> **WHAT NEEDS TO BE DONE**
Substitute "box coordinates" for every "bounding boxes" in the lines below and leave everything else unchanged. Omit the pictures from your answer.

-- start of INPUT MATERIAL --

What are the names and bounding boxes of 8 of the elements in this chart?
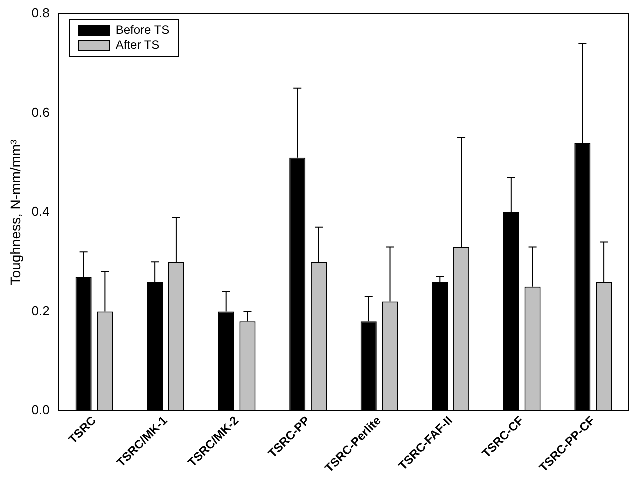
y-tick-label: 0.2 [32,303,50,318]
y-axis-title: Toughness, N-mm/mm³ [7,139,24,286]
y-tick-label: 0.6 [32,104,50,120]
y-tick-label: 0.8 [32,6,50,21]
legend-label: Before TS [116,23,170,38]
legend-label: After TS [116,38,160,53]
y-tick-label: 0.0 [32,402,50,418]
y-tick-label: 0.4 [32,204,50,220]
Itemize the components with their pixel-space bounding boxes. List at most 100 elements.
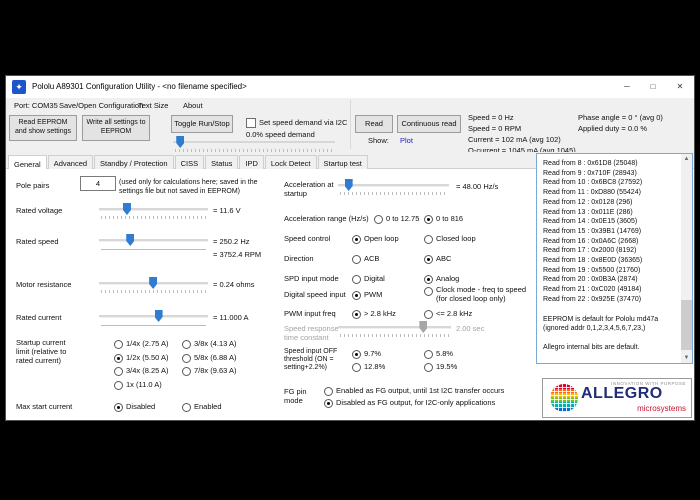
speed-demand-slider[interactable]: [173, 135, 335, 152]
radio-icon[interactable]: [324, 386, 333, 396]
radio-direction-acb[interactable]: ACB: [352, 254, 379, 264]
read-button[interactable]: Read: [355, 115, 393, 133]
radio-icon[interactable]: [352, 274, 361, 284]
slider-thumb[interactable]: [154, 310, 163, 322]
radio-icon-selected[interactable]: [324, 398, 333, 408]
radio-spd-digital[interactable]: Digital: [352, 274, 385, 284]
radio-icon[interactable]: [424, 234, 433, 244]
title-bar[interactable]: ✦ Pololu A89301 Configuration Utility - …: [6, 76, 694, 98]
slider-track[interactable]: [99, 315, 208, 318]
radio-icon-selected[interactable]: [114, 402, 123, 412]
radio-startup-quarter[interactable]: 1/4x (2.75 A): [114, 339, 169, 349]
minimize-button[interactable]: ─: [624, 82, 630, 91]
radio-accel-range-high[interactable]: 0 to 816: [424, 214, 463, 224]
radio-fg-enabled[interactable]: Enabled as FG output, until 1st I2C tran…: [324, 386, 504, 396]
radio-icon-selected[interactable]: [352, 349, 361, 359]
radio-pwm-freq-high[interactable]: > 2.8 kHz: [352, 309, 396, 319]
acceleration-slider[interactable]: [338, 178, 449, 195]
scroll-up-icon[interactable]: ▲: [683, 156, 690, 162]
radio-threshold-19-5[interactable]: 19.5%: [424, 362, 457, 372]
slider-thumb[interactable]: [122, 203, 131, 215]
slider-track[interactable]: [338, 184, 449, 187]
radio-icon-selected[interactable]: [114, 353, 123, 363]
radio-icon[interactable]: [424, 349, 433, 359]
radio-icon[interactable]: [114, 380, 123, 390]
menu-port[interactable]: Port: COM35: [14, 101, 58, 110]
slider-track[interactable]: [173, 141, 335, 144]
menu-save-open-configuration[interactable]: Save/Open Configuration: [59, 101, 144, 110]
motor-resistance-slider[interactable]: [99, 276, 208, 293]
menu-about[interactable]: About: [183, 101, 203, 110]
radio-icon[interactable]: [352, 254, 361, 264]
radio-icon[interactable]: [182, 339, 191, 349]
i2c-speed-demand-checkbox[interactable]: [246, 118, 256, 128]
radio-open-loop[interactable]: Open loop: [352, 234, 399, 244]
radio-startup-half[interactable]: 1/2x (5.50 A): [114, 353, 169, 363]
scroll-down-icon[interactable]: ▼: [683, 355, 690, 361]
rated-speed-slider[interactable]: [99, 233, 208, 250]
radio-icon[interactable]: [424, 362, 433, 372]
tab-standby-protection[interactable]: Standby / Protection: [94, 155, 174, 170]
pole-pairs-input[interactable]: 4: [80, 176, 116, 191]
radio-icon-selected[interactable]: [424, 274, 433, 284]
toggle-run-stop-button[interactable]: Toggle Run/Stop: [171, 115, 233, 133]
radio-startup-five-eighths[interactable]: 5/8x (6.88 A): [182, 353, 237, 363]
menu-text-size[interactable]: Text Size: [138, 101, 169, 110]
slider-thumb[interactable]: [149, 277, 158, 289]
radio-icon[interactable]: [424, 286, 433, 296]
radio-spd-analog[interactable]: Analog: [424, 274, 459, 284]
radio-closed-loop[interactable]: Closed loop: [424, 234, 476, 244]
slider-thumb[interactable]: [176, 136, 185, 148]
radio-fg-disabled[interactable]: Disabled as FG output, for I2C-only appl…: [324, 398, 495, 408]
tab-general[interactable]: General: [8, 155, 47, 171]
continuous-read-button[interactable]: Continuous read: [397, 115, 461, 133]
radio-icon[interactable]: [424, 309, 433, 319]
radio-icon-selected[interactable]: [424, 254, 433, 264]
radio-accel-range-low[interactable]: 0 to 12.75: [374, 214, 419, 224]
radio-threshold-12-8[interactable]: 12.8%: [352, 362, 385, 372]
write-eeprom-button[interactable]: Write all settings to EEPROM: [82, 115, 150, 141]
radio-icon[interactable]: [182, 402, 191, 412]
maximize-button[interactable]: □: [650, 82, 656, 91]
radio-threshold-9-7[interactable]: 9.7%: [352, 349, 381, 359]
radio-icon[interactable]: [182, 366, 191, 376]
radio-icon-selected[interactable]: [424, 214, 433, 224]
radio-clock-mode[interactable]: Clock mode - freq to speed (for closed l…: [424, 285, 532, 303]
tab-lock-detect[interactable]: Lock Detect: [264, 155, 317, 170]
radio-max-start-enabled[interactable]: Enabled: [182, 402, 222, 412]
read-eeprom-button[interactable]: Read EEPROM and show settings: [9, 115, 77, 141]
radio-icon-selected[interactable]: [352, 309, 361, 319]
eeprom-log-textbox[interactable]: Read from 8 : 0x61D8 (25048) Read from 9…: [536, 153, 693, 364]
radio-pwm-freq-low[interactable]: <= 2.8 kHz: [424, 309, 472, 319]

-- end of INPUT MATERIAL --

> **RESULT OF THIS EXERCISE**
What are the names and box coordinates of 8 of the elements in this chart?
y-tick-label: 0.2 [32,303,50,318]
y-axis-title: Toughness, N-mm/mm³ [7,139,24,286]
y-tick-label: 0.6 [32,104,50,120]
y-tick-label: 0.8 [32,6,50,21]
legend-label: Before TS [116,23,170,38]
legend-label: After TS [116,38,160,53]
y-tick-label: 0.0 [32,402,50,418]
y-tick-label: 0.4 [32,204,50,220]
Itemize the components with their pixel-space box coordinates. List at most 100 elements.
speed-demand-slider[interactable]: [173, 135, 335, 152]
radio-icon[interactable]: [324, 386, 333, 396]
radio-direction-acb[interactable]: ACB: [352, 254, 379, 264]
read-button[interactable]: Read: [355, 115, 393, 133]
radio-icon[interactable]: [352, 274, 361, 284]
slider-thumb[interactable]: [154, 310, 163, 322]
radio-icon-selected[interactable]: [324, 398, 333, 408]
radio-spd-digital[interactable]: Digital: [352, 274, 385, 284]
radio-icon[interactable]: [424, 234, 433, 244]
title-bar[interactable]: ✦ Pololu A89301 Configuration Utility - …: [6, 76, 694, 98]
slider-track[interactable]: [99, 315, 208, 318]
radio-icon-selected[interactable]: [114, 402, 123, 412]
radio-startup-quarter[interactable]: 1/4x (2.75 A): [114, 339, 169, 349]
minimize-button[interactable]: ─: [624, 82, 630, 91]
radio-accel-range-high[interactable]: 0 to 816: [424, 214, 463, 224]
radio-fg-enabled[interactable]: Enabled as FG output, until 1st I2C tran…: [324, 386, 504, 396]
radio-icon-selected[interactable]: [352, 349, 361, 359]
radio-pwm-freq-high[interactable]: > 2.8 kHz: [352, 309, 396, 319]
acceleration-slider[interactable]: [338, 178, 449, 195]
scroll-up-icon[interactable]: ▲: [683, 156, 690, 162]
radio-threshold-19-5[interactable]: 19.5%: [424, 362, 457, 372]
slider-thumb[interactable]: [122, 203, 131, 215]
slider-track[interactable]: [338, 184, 449, 187]
radio-icon-selected[interactable]: [114, 353, 123, 363]
radio-icon[interactable]: [424, 349, 433, 359]
radio-icon[interactable]: [114, 380, 123, 390]
menu-port[interactable]: Port: COM35: [14, 101, 58, 110]
slider-track[interactable]: [173, 141, 335, 144]
menu-save-open-configuration[interactable]: Save/Open Configuration: [59, 101, 144, 110]
motor-resistance-slider[interactable]: [99, 276, 208, 293]
menu-about[interactable]: About: [183, 101, 203, 110]
radio-icon[interactable]: [352, 254, 361, 264]
radio-icon[interactable]: [182, 339, 191, 349]
i2c-speed-demand-checkbox[interactable]: [246, 118, 256, 128]
radio-open-loop[interactable]: Open loop: [352, 234, 399, 244]
radio-startup-half[interactable]: 1/2x (5.50 A): [114, 353, 169, 363]
scroll-down-icon[interactable]: ▼: [683, 355, 690, 361]
rated-speed-slider[interactable]: [99, 233, 208, 250]
radio-icon[interactable]: [424, 362, 433, 372]
tab-standby-protection[interactable]: Standby / Protection: [94, 155, 174, 170]
pole-pairs-input[interactable]: 4: [80, 176, 116, 191]
radio-icon-selected[interactable]: [424, 274, 433, 284]
toggle-run-stop-button[interactable]: Toggle Run/Stop: [171, 115, 233, 133]
radio-startup-five-eighths[interactable]: 5/8x (6.88 A): [182, 353, 237, 363]
menu-text-size[interactable]: Text Size: [138, 101, 169, 110]
slider-thumb[interactable]: [149, 277, 158, 289]
radio-icon[interactable]: [424, 286, 433, 296]
radio-spd-analog[interactable]: Analog: [424, 274, 459, 284]
radio-closed-loop[interactable]: Closed loop: [424, 234, 476, 244]
slider-thumb[interactable]: [176, 136, 185, 148]
radio-fg-disabled[interactable]: Disabled as FG output, for I2C-only appl…: [324, 398, 495, 408]
tab-general[interactable]: General: [8, 155, 47, 171]
continuous-read-button[interactable]: Continuous read: [397, 115, 461, 133]
radio-icon[interactable]: [424, 309, 433, 319]
radio-icon-selected[interactable]: [424, 254, 433, 264]
radio-accel-range-low[interactable]: 0 to 12.75: [374, 214, 419, 224]
radio-threshold-12-8[interactable]: 12.8%: [352, 362, 385, 372]
write-eeprom-button[interactable]: Write all settings to EEPROM: [82, 115, 150, 141]
radio-icon[interactable]: [182, 402, 191, 412]
maximize-button[interactable]: □: [650, 82, 656, 91]
radio-threshold-9-7[interactable]: 9.7%: [352, 349, 381, 359]
radio-icon[interactable]: [182, 366, 191, 376]
radio-icon-selected[interactable]: [424, 214, 433, 224]
radio-clock-mode[interactable]: Clock mode - freq to speed (for closed l…: [424, 285, 532, 303]
tab-lock-detect[interactable]: Lock Detect: [264, 155, 317, 170]
radio-max-start-enabled[interactable]: Enabled: [182, 402, 222, 412]
read-eeprom-button[interactable]: Read EEPROM and show settings: [9, 115, 77, 141]
radio-icon-selected[interactable]: [352, 309, 361, 319]
eeprom-log-textbox[interactable]: Read from 8 : 0x61D8 (25048) Read from 9…: [536, 153, 693, 364]
radio-pwm-freq-low[interactable]: <= 2.8 kHz: [424, 309, 472, 319]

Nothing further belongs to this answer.